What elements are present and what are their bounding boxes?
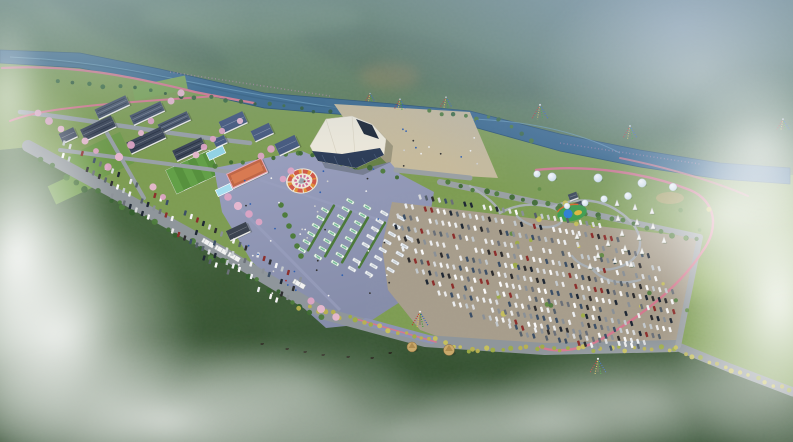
tree bbox=[524, 345, 529, 350]
tree bbox=[319, 314, 325, 320]
person bbox=[420, 153, 422, 155]
cherry-tree bbox=[148, 118, 155, 125]
person bbox=[377, 218, 379, 220]
dome-tent bbox=[564, 203, 570, 209]
tree bbox=[308, 305, 312, 309]
person bbox=[295, 289, 297, 291]
tree bbox=[610, 216, 615, 221]
person bbox=[252, 255, 254, 257]
cherry-tree bbox=[82, 138, 89, 145]
person bbox=[248, 245, 250, 247]
person bbox=[294, 271, 296, 273]
person bbox=[440, 153, 442, 155]
person bbox=[244, 180, 246, 182]
bush bbox=[574, 222, 579, 227]
person bbox=[476, 163, 478, 165]
cherry-tree bbox=[35, 110, 42, 117]
cherry-tree bbox=[237, 118, 243, 124]
tree bbox=[695, 237, 699, 241]
person bbox=[285, 280, 287, 282]
tree bbox=[772, 384, 776, 388]
cherry-tree bbox=[258, 153, 265, 160]
tree bbox=[470, 188, 474, 192]
tree bbox=[494, 191, 499, 196]
tree bbox=[119, 84, 123, 88]
tree bbox=[762, 380, 766, 384]
tree bbox=[298, 253, 304, 259]
person bbox=[428, 146, 430, 148]
tree bbox=[74, 180, 80, 186]
tree bbox=[380, 169, 385, 174]
tree bbox=[282, 212, 288, 218]
tree bbox=[286, 223, 292, 229]
person bbox=[369, 277, 371, 279]
tree bbox=[95, 188, 101, 194]
cherry-tree bbox=[219, 128, 225, 134]
tree bbox=[558, 349, 562, 353]
tree bbox=[643, 347, 647, 351]
aerial-render bbox=[0, 0, 793, 442]
person bbox=[299, 233, 301, 235]
tree bbox=[659, 229, 664, 234]
person bbox=[317, 260, 319, 262]
tree bbox=[396, 331, 400, 335]
tree bbox=[650, 348, 654, 352]
tree bbox=[300, 106, 304, 110]
tree bbox=[668, 349, 672, 353]
dome-tent bbox=[669, 183, 677, 191]
dome-tent bbox=[638, 179, 646, 187]
tree bbox=[276, 289, 280, 293]
bush bbox=[698, 228, 702, 232]
tree bbox=[239, 99, 243, 103]
cherry-tree bbox=[138, 130, 144, 136]
tree bbox=[223, 98, 228, 103]
tree bbox=[508, 346, 513, 351]
tree bbox=[266, 288, 271, 293]
tree bbox=[63, 174, 69, 180]
bush bbox=[685, 308, 689, 312]
tree bbox=[509, 194, 515, 200]
tree bbox=[501, 348, 505, 352]
cherry-tree bbox=[104, 163, 111, 170]
tree bbox=[255, 277, 259, 281]
cherry-tree bbox=[210, 136, 216, 142]
person bbox=[415, 147, 417, 149]
person bbox=[402, 128, 404, 130]
bush bbox=[661, 282, 664, 285]
cherry-tree bbox=[267, 145, 275, 153]
tree bbox=[445, 179, 450, 184]
tree bbox=[118, 200, 122, 204]
tree bbox=[353, 317, 358, 322]
person bbox=[365, 190, 367, 192]
tree bbox=[296, 306, 301, 311]
tree bbox=[290, 233, 296, 239]
tree bbox=[518, 346, 522, 350]
tree bbox=[50, 163, 55, 168]
cherry-tree bbox=[234, 202, 242, 210]
person bbox=[306, 237, 308, 239]
person bbox=[476, 120, 478, 122]
dome-tent bbox=[594, 174, 602, 182]
tree bbox=[133, 86, 137, 90]
tree bbox=[87, 82, 91, 86]
tree bbox=[487, 115, 490, 118]
bush bbox=[706, 207, 711, 212]
person bbox=[368, 250, 370, 252]
person bbox=[403, 165, 405, 167]
tree bbox=[532, 200, 538, 206]
person bbox=[412, 140, 414, 142]
tree bbox=[307, 310, 312, 315]
tree bbox=[109, 199, 113, 203]
person bbox=[342, 256, 344, 258]
person bbox=[273, 270, 275, 272]
cherry-tree bbox=[160, 194, 166, 200]
tree bbox=[81, 186, 88, 193]
person bbox=[270, 240, 272, 242]
tree bbox=[220, 258, 226, 264]
cherry-tree bbox=[287, 167, 294, 174]
tree bbox=[209, 95, 213, 99]
tree bbox=[440, 112, 444, 116]
person bbox=[473, 137, 475, 139]
person bbox=[301, 228, 303, 230]
tree bbox=[173, 233, 178, 238]
tree bbox=[385, 328, 390, 333]
tree bbox=[405, 331, 408, 334]
tree bbox=[164, 92, 167, 95]
tree bbox=[529, 138, 534, 143]
tree bbox=[290, 300, 294, 304]
tree bbox=[669, 233, 675, 239]
tree bbox=[433, 336, 438, 341]
tree bbox=[520, 132, 524, 136]
tree bbox=[282, 104, 285, 107]
person bbox=[271, 292, 273, 294]
tree bbox=[490, 348, 495, 353]
tree bbox=[535, 347, 539, 351]
tree bbox=[395, 175, 399, 179]
tree bbox=[756, 376, 761, 381]
tree bbox=[470, 347, 475, 352]
tree bbox=[451, 112, 455, 116]
tree bbox=[467, 350, 471, 354]
cherry-tree bbox=[127, 141, 135, 149]
person bbox=[388, 282, 390, 284]
tree bbox=[738, 370, 742, 374]
tree bbox=[464, 114, 468, 118]
tree bbox=[271, 156, 275, 160]
tree bbox=[496, 118, 500, 122]
tree bbox=[294, 243, 300, 249]
tree bbox=[377, 323, 382, 328]
tree bbox=[698, 355, 703, 360]
tree bbox=[552, 346, 556, 350]
person bbox=[257, 254, 259, 256]
person bbox=[358, 264, 360, 266]
tree bbox=[241, 160, 245, 164]
person bbox=[315, 256, 317, 258]
tree bbox=[458, 345, 462, 349]
person bbox=[304, 229, 306, 231]
tree bbox=[298, 151, 303, 156]
person bbox=[386, 274, 388, 276]
person bbox=[327, 180, 329, 182]
bush bbox=[678, 208, 683, 213]
tree bbox=[166, 227, 171, 232]
tree bbox=[780, 384, 784, 388]
cherry-tree bbox=[256, 219, 263, 226]
person bbox=[304, 181, 306, 183]
bush bbox=[538, 187, 542, 191]
tree bbox=[484, 188, 490, 194]
person bbox=[249, 203, 251, 205]
person bbox=[341, 274, 343, 276]
person bbox=[245, 205, 247, 207]
tree bbox=[427, 337, 431, 341]
bush bbox=[683, 236, 687, 240]
cherry-tree bbox=[201, 144, 208, 151]
cherry-tree bbox=[332, 313, 339, 320]
person bbox=[287, 284, 289, 286]
cherry-tree bbox=[307, 297, 314, 304]
tree bbox=[412, 334, 416, 338]
tree bbox=[689, 354, 694, 359]
tree bbox=[328, 109, 332, 113]
bush bbox=[596, 216, 601, 221]
person bbox=[274, 228, 276, 230]
tree bbox=[521, 198, 525, 202]
person bbox=[460, 156, 462, 158]
person bbox=[314, 205, 316, 207]
cherry-tree bbox=[45, 117, 53, 125]
bush bbox=[674, 298, 678, 302]
person bbox=[319, 191, 321, 193]
person bbox=[324, 229, 326, 231]
person bbox=[403, 149, 405, 151]
tree bbox=[443, 340, 448, 345]
cherry-tree bbox=[168, 98, 175, 105]
tree bbox=[484, 345, 489, 350]
tree bbox=[621, 218, 626, 223]
tree bbox=[368, 322, 373, 327]
tree bbox=[622, 349, 627, 354]
cherry-tree bbox=[58, 126, 65, 133]
tree bbox=[152, 219, 158, 225]
dome-tent bbox=[582, 200, 588, 206]
bush bbox=[581, 313, 585, 317]
tree bbox=[545, 201, 550, 206]
person bbox=[384, 242, 386, 244]
tree bbox=[674, 345, 678, 349]
cherry-tree bbox=[280, 176, 287, 183]
person bbox=[270, 177, 272, 179]
tree bbox=[253, 102, 256, 105]
tree bbox=[427, 109, 431, 113]
person bbox=[238, 264, 240, 266]
person bbox=[374, 230, 376, 232]
tree bbox=[645, 226, 650, 231]
tree bbox=[192, 96, 197, 101]
tree bbox=[724, 366, 728, 370]
cherry-tree bbox=[93, 148, 99, 154]
person bbox=[367, 178, 369, 180]
tree bbox=[348, 315, 352, 319]
tree bbox=[576, 346, 581, 351]
dome-tent bbox=[548, 173, 556, 181]
bush bbox=[647, 291, 652, 296]
person bbox=[405, 130, 407, 132]
tree bbox=[510, 125, 514, 129]
tree bbox=[100, 84, 105, 89]
dome-tent bbox=[601, 196, 608, 203]
person bbox=[470, 150, 472, 152]
person bbox=[317, 211, 319, 213]
cherry-tree bbox=[224, 193, 232, 201]
tree bbox=[71, 81, 75, 85]
tree bbox=[56, 79, 60, 83]
tree bbox=[476, 349, 480, 353]
tree bbox=[362, 320, 367, 325]
cherry-tree bbox=[245, 210, 253, 218]
cherry-tree bbox=[149, 183, 156, 190]
tree bbox=[787, 388, 792, 393]
tree bbox=[149, 88, 153, 92]
tree bbox=[459, 184, 463, 188]
cherry-tree bbox=[317, 305, 325, 313]
person bbox=[323, 170, 325, 172]
dome-tent bbox=[534, 171, 541, 178]
tree bbox=[268, 102, 272, 106]
person bbox=[278, 202, 280, 204]
tree bbox=[715, 362, 719, 366]
tree bbox=[229, 160, 233, 164]
tree bbox=[708, 361, 712, 365]
tree bbox=[591, 349, 595, 353]
dome-tent bbox=[624, 192, 631, 199]
person bbox=[369, 292, 371, 294]
cherry-tree bbox=[177, 89, 184, 96]
person bbox=[316, 269, 318, 271]
person bbox=[328, 295, 330, 297]
tree bbox=[684, 352, 688, 356]
tree bbox=[746, 373, 750, 377]
tree bbox=[312, 110, 315, 113]
cherry-tree bbox=[193, 152, 200, 159]
tree bbox=[38, 157, 44, 163]
tree bbox=[566, 346, 570, 350]
tree bbox=[540, 345, 544, 349]
person bbox=[373, 168, 375, 170]
cherry-tree bbox=[115, 153, 123, 161]
tree bbox=[659, 344, 664, 349]
tree bbox=[213, 164, 218, 169]
scene-canvas bbox=[0, 0, 793, 442]
tree bbox=[729, 368, 734, 373]
tree bbox=[129, 210, 135, 216]
tree bbox=[420, 336, 423, 339]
──────────────────────────────
YOUR GOAL: Write out the material from the line with "tree bbox=[524, 345, 529, 350]" up to and including the line with "tree bbox=[610, 216, 615, 221]", reproducing each line without change.

ANSWER FOR THIS EXERCISE:
tree bbox=[524, 345, 529, 350]
tree bbox=[319, 314, 325, 320]
person bbox=[420, 153, 422, 155]
cherry-tree bbox=[148, 118, 155, 125]
person bbox=[377, 218, 379, 220]
dome-tent bbox=[564, 203, 570, 209]
tree bbox=[308, 305, 312, 309]
person bbox=[295, 289, 297, 291]
tree bbox=[610, 216, 615, 221]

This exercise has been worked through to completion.